■ **Challenge**
Keep the pictures out of the copy and print all the entries below exactly.

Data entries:
•••

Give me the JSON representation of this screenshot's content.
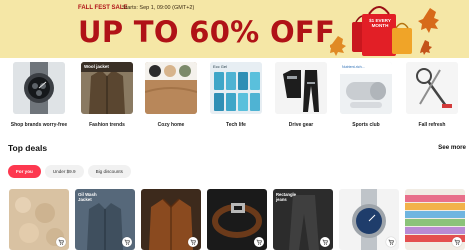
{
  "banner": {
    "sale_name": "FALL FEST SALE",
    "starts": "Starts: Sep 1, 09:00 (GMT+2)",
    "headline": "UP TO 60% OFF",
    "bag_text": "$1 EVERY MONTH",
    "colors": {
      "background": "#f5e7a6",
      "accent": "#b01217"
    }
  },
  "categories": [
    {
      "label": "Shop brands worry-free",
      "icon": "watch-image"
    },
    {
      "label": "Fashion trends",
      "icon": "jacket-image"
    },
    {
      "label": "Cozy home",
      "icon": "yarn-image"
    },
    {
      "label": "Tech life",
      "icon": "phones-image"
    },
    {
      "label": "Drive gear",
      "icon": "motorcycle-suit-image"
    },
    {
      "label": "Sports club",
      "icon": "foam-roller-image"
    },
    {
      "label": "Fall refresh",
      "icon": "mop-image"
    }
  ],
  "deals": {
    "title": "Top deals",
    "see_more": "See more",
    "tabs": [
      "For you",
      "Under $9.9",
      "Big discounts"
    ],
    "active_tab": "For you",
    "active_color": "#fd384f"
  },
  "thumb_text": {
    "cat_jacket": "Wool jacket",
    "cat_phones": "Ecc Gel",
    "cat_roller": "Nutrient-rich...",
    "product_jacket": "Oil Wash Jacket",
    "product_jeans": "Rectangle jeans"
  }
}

•••

■ **Result**
Give me the JSON representation of this screenshot's content.
{
  "banner": {
    "sale_name": "FALL FEST SALE",
    "starts": "Starts: Sep 1, 09:00 (GMT+2)",
    "headline": "UP TO 60% OFF",
    "bag_text": "$1 EVERY MONTH",
    "colors": {
      "background": "#f5e7a6",
      "accent": "#b01217"
    }
  },
  "categories": [
    {
      "label": "Shop brands worry-free",
      "icon": "watch-image"
    },
    {
      "label": "Fashion trends",
      "icon": "jacket-image"
    },
    {
      "label": "Cozy home",
      "icon": "yarn-image"
    },
    {
      "label": "Tech life",
      "icon": "phones-image"
    },
    {
      "label": "Drive gear",
      "icon": "motorcycle-suit-image"
    },
    {
      "label": "Sports club",
      "icon": "foam-roller-image"
    },
    {
      "label": "Fall refresh",
      "icon": "mop-image"
    }
  ],
  "deals": {
    "title": "Top deals",
    "see_more": "See more",
    "tabs": [
      "For you",
      "Under $9.9",
      "Big discounts"
    ],
    "active_tab": "For you",
    "active_color": "#fd384f"
  },
  "thumb_text": {
    "cat_jacket": "Wool jacket",
    "cat_phones": "Ecc Gel",
    "cat_roller": "Nutrient-rich...",
    "product_jacket": "Oil Wash Jacket",
    "product_jeans": "Rectangle jeans"
  }
}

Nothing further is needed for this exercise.